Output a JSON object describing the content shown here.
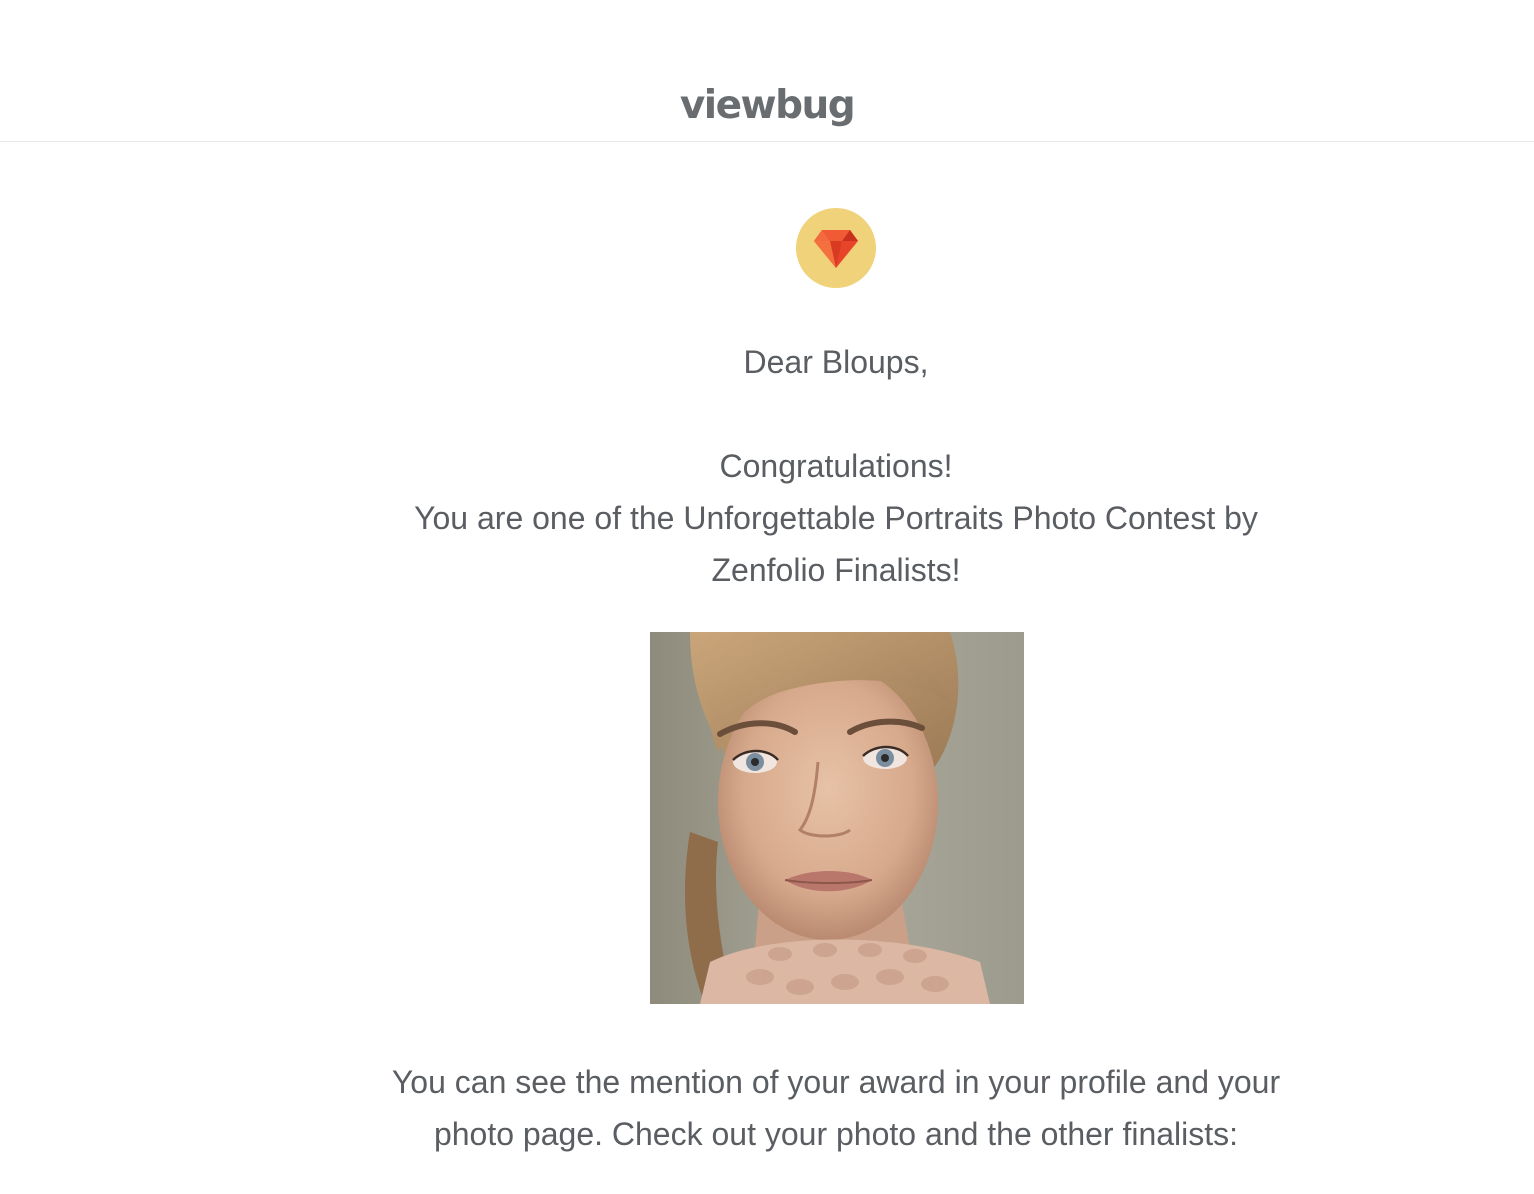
{
  "header": {
    "logo": "viewbug"
  },
  "badge": {
    "icon": "diamond-icon",
    "color": "#f0d27a",
    "gem_color": "#e8442a"
  },
  "email": {
    "greeting": "Dear Bloups,",
    "congrats": "Congratulations!",
    "message_line1": "You are one of the Unforgettable Portraits Photo Contest by",
    "message_line2": "Zenfolio Finalists!",
    "footer_line1": "You can see the mention of your award in your profile and your",
    "footer_line2": "photo page. Check out your photo and the other finalists:"
  },
  "photo": {
    "subject": "portrait-photo"
  }
}
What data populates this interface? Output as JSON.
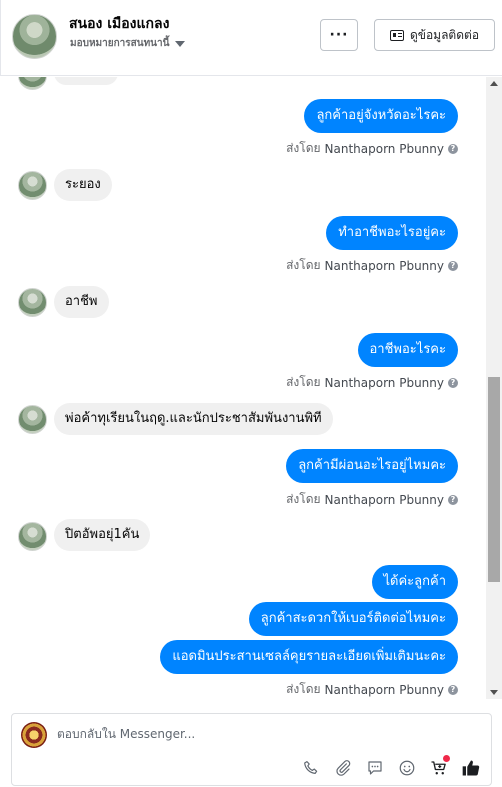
{
  "header": {
    "contact_name": "สนอง เมืองแกลง",
    "status_label": "มอบหมายการสนทนานี้",
    "more_label": "···",
    "info_button_label": "ดูข้อมูลติดต่อ"
  },
  "conversation": {
    "sent_by_prefix": "ส่งโดย",
    "sender_name": "Nanthaporn Pbunny",
    "info_symbol": "?",
    "messages": [
      {
        "direction": "out",
        "text": "ลูกค้าอยู่จังหวัดอะไรคะ"
      },
      {
        "direction": "in",
        "text": "ระยอง"
      },
      {
        "direction": "out",
        "text": "ทำอาชีพอะไรอยู่คะ"
      },
      {
        "direction": "in",
        "text": "อาชีพ"
      },
      {
        "direction": "out",
        "text": "อาชีพอะไรคะ"
      },
      {
        "direction": "in",
        "text": "พ่อค้าทุเรียนในฤดู.และนักประชาสัมพันงานพิที"
      },
      {
        "direction": "out",
        "text": "ลูกค้ามีผ่อนอะไรอยู่ไหมคะ"
      },
      {
        "direction": "in",
        "text": "ปิตอัพอยุ่1คัน"
      },
      {
        "direction": "out",
        "text": "ได้ค่ะลูกค้า"
      },
      {
        "direction": "out",
        "text": "ลูกค้าสะดวกให้เบอร์ติดต่อไหมคะ"
      },
      {
        "direction": "out",
        "text": "แอดมินประสานเซลล์คุยรายละเอียดเพิ่มเติมนะคะ"
      }
    ]
  },
  "composer": {
    "placeholder": "ตอบกลับใน Messenger..."
  },
  "icons": {
    "toolbar": [
      "phone-icon",
      "paperclip-icon",
      "chat-template-icon",
      "emoji-icon",
      "cart-icon",
      "thumbs-up-icon"
    ]
  },
  "colors": {
    "outgoing_bubble": "#0084ff",
    "incoming_bubble": "#f0f0f0",
    "thumbs_up": "#1c1e21",
    "notification_dot": "#f02849"
  }
}
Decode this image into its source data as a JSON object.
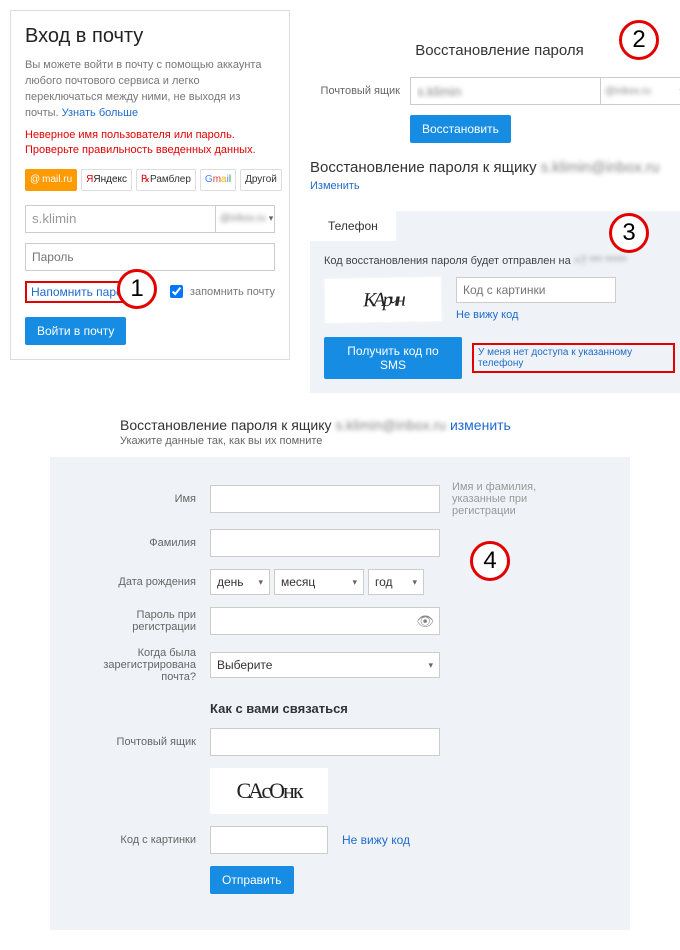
{
  "login": {
    "title": "Вход в почту",
    "desc_prefix": "Вы можете войти в почту с помощью аккаунта любого почтового сервиса и легко переключаться между ними, не выходя из почты. ",
    "learn_more": "Узнать больше",
    "error": "Неверное имя пользователя или пароль. Проверьте правильность введенных данных.",
    "providers": {
      "mailru": "mail.ru",
      "yandex": "Яндекс",
      "rambler": "Рамблер",
      "gmail": "Gmail",
      "other": "Другой"
    },
    "email_value": "s.klimin",
    "email_domain": "@inbox.ru",
    "password_placeholder": "Пароль",
    "remind_link": "Напомнить пароль",
    "remember_label": "запомнить почту",
    "remember_checked": true,
    "submit": "Войти в почту"
  },
  "recover1": {
    "title": "Восстановление пароля",
    "field_label": "Почтовый ящик",
    "email_value": "s.klimin",
    "email_domain": "@inbox.ru",
    "submit": "Восстановить"
  },
  "recover2": {
    "title_prefix": "Восстановление пароля к ящику ",
    "title_blur": "s.klimin@inbox.ru",
    "change_link": "Изменить",
    "tab": "Телефон",
    "line_prefix": "Код восстановления пароля будет отправлен на ",
    "line_blur": "+7 *** *****",
    "captcha_text": "КАрчн",
    "captcha_placeholder": "Код с картинки",
    "no_see": "Не вижу код",
    "submit": "Получить код по SMS",
    "no_access": "У меня нет доступа к указанному телефону"
  },
  "recover3": {
    "title_prefix": "Восстановление пароля к ящику ",
    "title_blur": "s.klimin@inbox.ru",
    "change_link": "изменить",
    "subhint": "Укажите данные так, как вы их помните",
    "fields": {
      "first_name": "Имя",
      "last_name": "Фамилия",
      "dob": "Дата рождения",
      "day": "день",
      "month": "месяц",
      "year": "год",
      "reg_password": "Пароль при регистрации",
      "when_registered": "Когда была зарегистрирована почта?",
      "choose": "Выберите",
      "name_hint": "Имя и фамилия, указанные при регистрации",
      "contact_header": "Как с вами связаться",
      "mailbox": "Почтовый ящик",
      "captcha_text": "САсОнк",
      "captcha_label": "Код с картинки",
      "no_see": "Не вижу код",
      "submit": "Отправить"
    }
  },
  "step_numbers": {
    "s1": "1",
    "s2": "2",
    "s3": "3",
    "s4": "4"
  }
}
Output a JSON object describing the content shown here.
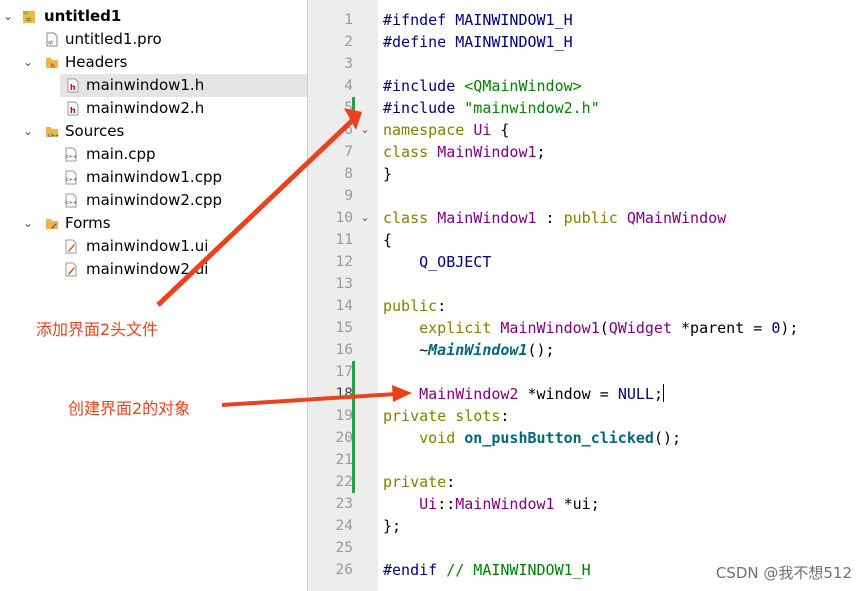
{
  "tree": {
    "project": "untitled1",
    "pro_file": "untitled1.pro",
    "headers_label": "Headers",
    "headers": [
      "mainwindow1.h",
      "mainwindow2.h"
    ],
    "sources_label": "Sources",
    "sources": [
      "main.cpp",
      "mainwindow1.cpp",
      "mainwindow2.cpp"
    ],
    "forms_label": "Forms",
    "forms": [
      "mainwindow1.ui",
      "mainwindow2.ui"
    ]
  },
  "editor": {
    "line_numbers": [
      "1",
      "2",
      "3",
      "4",
      "5",
      "6",
      "7",
      "8",
      "9",
      "10",
      "11",
      "12",
      "13",
      "14",
      "15",
      "16",
      "17",
      "18",
      "19",
      "20",
      "21",
      "22",
      "23",
      "24",
      "25",
      "26"
    ]
  },
  "annotations": {
    "add_header": "添加界面2头文件",
    "create_object": "创建界面2的对象"
  },
  "watermark": "CSDN @我不想512",
  "colors": {
    "annotation": "#e8431e",
    "accent": "#2ea043"
  }
}
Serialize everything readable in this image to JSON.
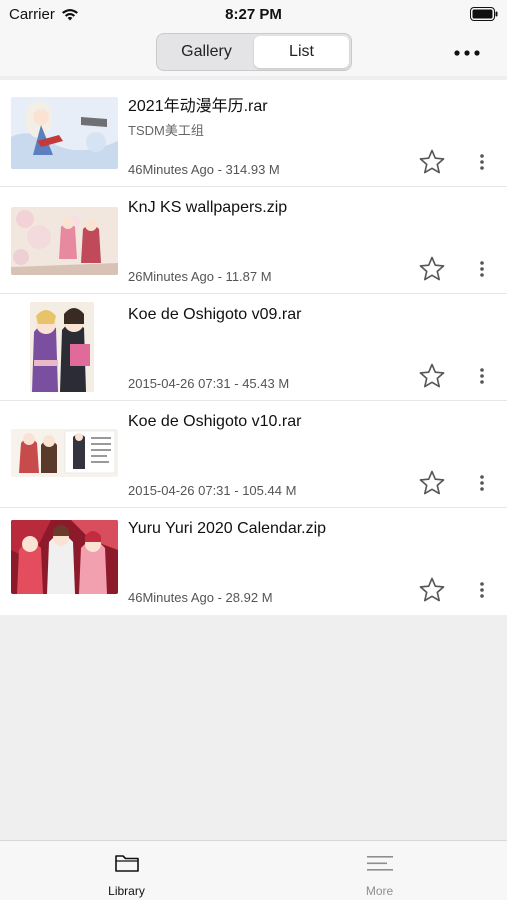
{
  "status_bar": {
    "carrier": "Carrier",
    "time": "8:27 PM"
  },
  "segmented": {
    "gallery": "Gallery",
    "list": "List",
    "selected": "List"
  },
  "files": [
    {
      "name": "2021年动漫年历.rar",
      "subtitle": "TSDM美工组",
      "meta": "46Minutes Ago - 314.93 M"
    },
    {
      "name": "KnJ KS wallpapers.zip",
      "subtitle": "",
      "meta": "26Minutes Ago - 11.87 M"
    },
    {
      "name": "Koe de Oshigoto v09.rar",
      "subtitle": "",
      "meta": "2015-04-26 07:31 - 45.43 M"
    },
    {
      "name": "Koe de Oshigoto v10.rar",
      "subtitle": "",
      "meta": "2015-04-26 07:31 - 105.44 M"
    },
    {
      "name": "Yuru Yuri 2020 Calendar.zip",
      "subtitle": "",
      "meta": "46Minutes Ago - 28.92 M"
    }
  ],
  "tab_bar": {
    "library": "Library",
    "more": "More",
    "active": "Library"
  },
  "colors": {
    "accent_text": "#111111",
    "inactive_tab": "#8e8e93",
    "background": "#efefef"
  },
  "icons": [
    "wifi-icon",
    "battery-icon",
    "more-horizontal-icon",
    "star-outline-icon",
    "kebab-vertical-icon",
    "folder-icon",
    "hamburger-icon"
  ]
}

◆ WRITTEN TASK ◆
Leave out the pictures, and give all the records again exactly.

◆ THE RESPONSE ◆
Output a JSON object describing the content shown here.
{
  "header": {
    "logo": "viewbug"
  },
  "badge": {
    "icon": "diamond-icon",
    "color": "#f0d27a",
    "gem_color": "#e8442a"
  },
  "email": {
    "greeting": "Dear Bloups,",
    "congrats": "Congratulations!",
    "message_line1": "You are one of the Unforgettable Portraits Photo Contest by",
    "message_line2": "Zenfolio Finalists!",
    "footer_line1": "You can see the mention of your award in your profile and your",
    "footer_line2": "photo page. Check out your photo and the other finalists:"
  },
  "photo": {
    "subject": "portrait-photo"
  }
}
What data populates this interface? Output as JSON.
{
  "header": {
    "contact_name": "สนอง เมืองแกลง",
    "status_label": "มอบหมายการสนทนานี้",
    "more_label": "···",
    "info_button_label": "ดูข้อมูลติดต่อ"
  },
  "conversation": {
    "sent_by_prefix": "ส่งโดย",
    "sender_name": "Nanthaporn Pbunny",
    "info_symbol": "?",
    "messages": [
      {
        "direction": "out",
        "text": "ลูกค้าอยู่จังหวัดอะไรคะ"
      },
      {
        "direction": "in",
        "text": "ระยอง"
      },
      {
        "direction": "out",
        "text": "ทำอาชีพอะไรอยู่คะ"
      },
      {
        "direction": "in",
        "text": "อาชีพ"
      },
      {
        "direction": "out",
        "text": "อาชีพอะไรคะ"
      },
      {
        "direction": "in",
        "text": "พ่อค้าทุเรียนในฤดู.และนักประชาสัมพันงานพิที"
      },
      {
        "direction": "out",
        "text": "ลูกค้ามีผ่อนอะไรอยู่ไหมคะ"
      },
      {
        "direction": "in",
        "text": "ปิตอัพอยุ่1คัน"
      },
      {
        "direction": "out",
        "text": "ได้ค่ะลูกค้า"
      },
      {
        "direction": "out",
        "text": "ลูกค้าสะดวกให้เบอร์ติดต่อไหมคะ"
      },
      {
        "direction": "out",
        "text": "แอดมินประสานเซลล์คุยรายละเอียดเพิ่มเติมนะคะ"
      }
    ]
  },
  "composer": {
    "placeholder": "ตอบกลับใน Messenger..."
  },
  "icons": {
    "toolbar": [
      "phone-icon",
      "paperclip-icon",
      "chat-template-icon",
      "emoji-icon",
      "cart-icon",
      "thumbs-up-icon"
    ]
  },
  "colors": {
    "outgoing_bubble": "#0084ff",
    "incoming_bubble": "#f0f0f0",
    "thumbs_up": "#1c1e21",
    "notification_dot": "#f02849"
  }
}
Decode this image into its source data as a JSON object.
{
  "login": {
    "title": "Вход в почту",
    "desc_prefix": "Вы можете войти в почту с помощью аккаунта любого почтового сервиса и легко переключаться между ними, не выходя из почты. ",
    "learn_more": "Узнать больше",
    "error": "Неверное имя пользователя или пароль. Проверьте правильность введенных данных.",
    "providers": {
      "mailru": "mail.ru",
      "yandex": "Яндекс",
      "rambler": "Рамблер",
      "gmail": "Gmail",
      "other": "Другой"
    },
    "email_value": "s.klimin",
    "email_domain": "@inbox.ru",
    "password_placeholder": "Пароль",
    "remind_link": "Напомнить пароль",
    "remember_label": "запомнить почту",
    "remember_checked": true,
    "submit": "Войти в почту"
  },
  "recover1": {
    "title": "Восстановление пароля",
    "field_label": "Почтовый ящик",
    "email_value": "s.klimin",
    "email_domain": "@inbox.ru",
    "submit": "Восстановить"
  },
  "recover2": {
    "title_prefix": "Восстановление пароля к ящику ",
    "title_blur": "s.klimin@inbox.ru",
    "change_link": "Изменить",
    "tab": "Телефон",
    "line_prefix": "Код восстановления пароля будет отправлен на ",
    "line_blur": "+7 *** *****",
    "captcha_text": "КАрчн",
    "captcha_placeholder": "Код с картинки",
    "no_see": "Не вижу код",
    "submit": "Получить код по SMS",
    "no_access": "У меня нет доступа к указанному телефону"
  },
  "recover3": {
    "title_prefix": "Восстановление пароля к ящику ",
    "title_blur": "s.klimin@inbox.ru",
    "change_link": "изменить",
    "subhint": "Укажите данные так, как вы их помните",
    "fields": {
      "first_name": "Имя",
      "last_name": "Фамилия",
      "dob": "Дата рождения",
      "day": "день",
      "month": "месяц",
      "year": "год",
      "reg_password": "Пароль при регистрации",
      "when_registered": "Когда была зарегистрирована почта?",
      "choose": "Выберите",
      "name_hint": "Имя и фамилия, указанные при регистрации",
      "contact_header": "Как с вами связаться",
      "mailbox": "Почтовый ящик",
      "captcha_text": "САсОнк",
      "captcha_label": "Код с картинки",
      "no_see": "Не вижу код",
      "submit": "Отправить"
    }
  },
  "step_numbers": {
    "s1": "1",
    "s2": "2",
    "s3": "3",
    "s4": "4"
  }
}
Output a JSON object describing the content shown here.
{
  "tree": {
    "project": "untitled1",
    "pro_file": "untitled1.pro",
    "headers_label": "Headers",
    "headers": [
      "mainwindow1.h",
      "mainwindow2.h"
    ],
    "sources_label": "Sources",
    "sources": [
      "main.cpp",
      "mainwindow1.cpp",
      "mainwindow2.cpp"
    ],
    "forms_label": "Forms",
    "forms": [
      "mainwindow1.ui",
      "mainwindow2.ui"
    ]
  },
  "editor": {
    "line_numbers": [
      "1",
      "2",
      "3",
      "4",
      "5",
      "6",
      "7",
      "8",
      "9",
      "10",
      "11",
      "12",
      "13",
      "14",
      "15",
      "16",
      "17",
      "18",
      "19",
      "20",
      "21",
      "22",
      "23",
      "24",
      "25",
      "26"
    ]
  },
  "annotations": {
    "add_header": "添加界面2头文件",
    "create_object": "创建界面2的对象"
  },
  "watermark": "CSDN @我不想512",
  "colors": {
    "annotation": "#e8431e",
    "accent": "#2ea043"
  }
}
Serialize everything readable in this image to JSON.
{
  "status_bar": {
    "carrier": "Carrier",
    "time": "8:27 PM"
  },
  "segmented": {
    "gallery": "Gallery",
    "list": "List",
    "selected": "List"
  },
  "files": [
    {
      "name": "2021年动漫年历.rar",
      "subtitle": "TSDM美工组",
      "meta": "46Minutes Ago - 314.93 M"
    },
    {
      "name": "KnJ KS wallpapers.zip",
      "subtitle": "",
      "meta": "26Minutes Ago - 11.87 M"
    },
    {
      "name": "Koe de Oshigoto v09.rar",
      "subtitle": "",
      "meta": "2015-04-26 07:31 - 45.43 M"
    },
    {
      "name": "Koe de Oshigoto v10.rar",
      "subtitle": "",
      "meta": "2015-04-26 07:31 - 105.44 M"
    },
    {
      "name": "Yuru Yuri 2020 Calendar.zip",
      "subtitle": "",
      "meta": "46Minutes Ago - 28.92 M"
    }
  ],
  "tab_bar": {
    "library": "Library",
    "more": "More",
    "active": "Library"
  },
  "colors": {
    "accent_text": "#111111",
    "inactive_tab": "#8e8e93",
    "background": "#efefef"
  },
  "icons": [
    "wifi-icon",
    "battery-icon",
    "more-horizontal-icon",
    "star-outline-icon",
    "kebab-vertical-icon",
    "folder-icon",
    "hamburger-icon"
  ]
}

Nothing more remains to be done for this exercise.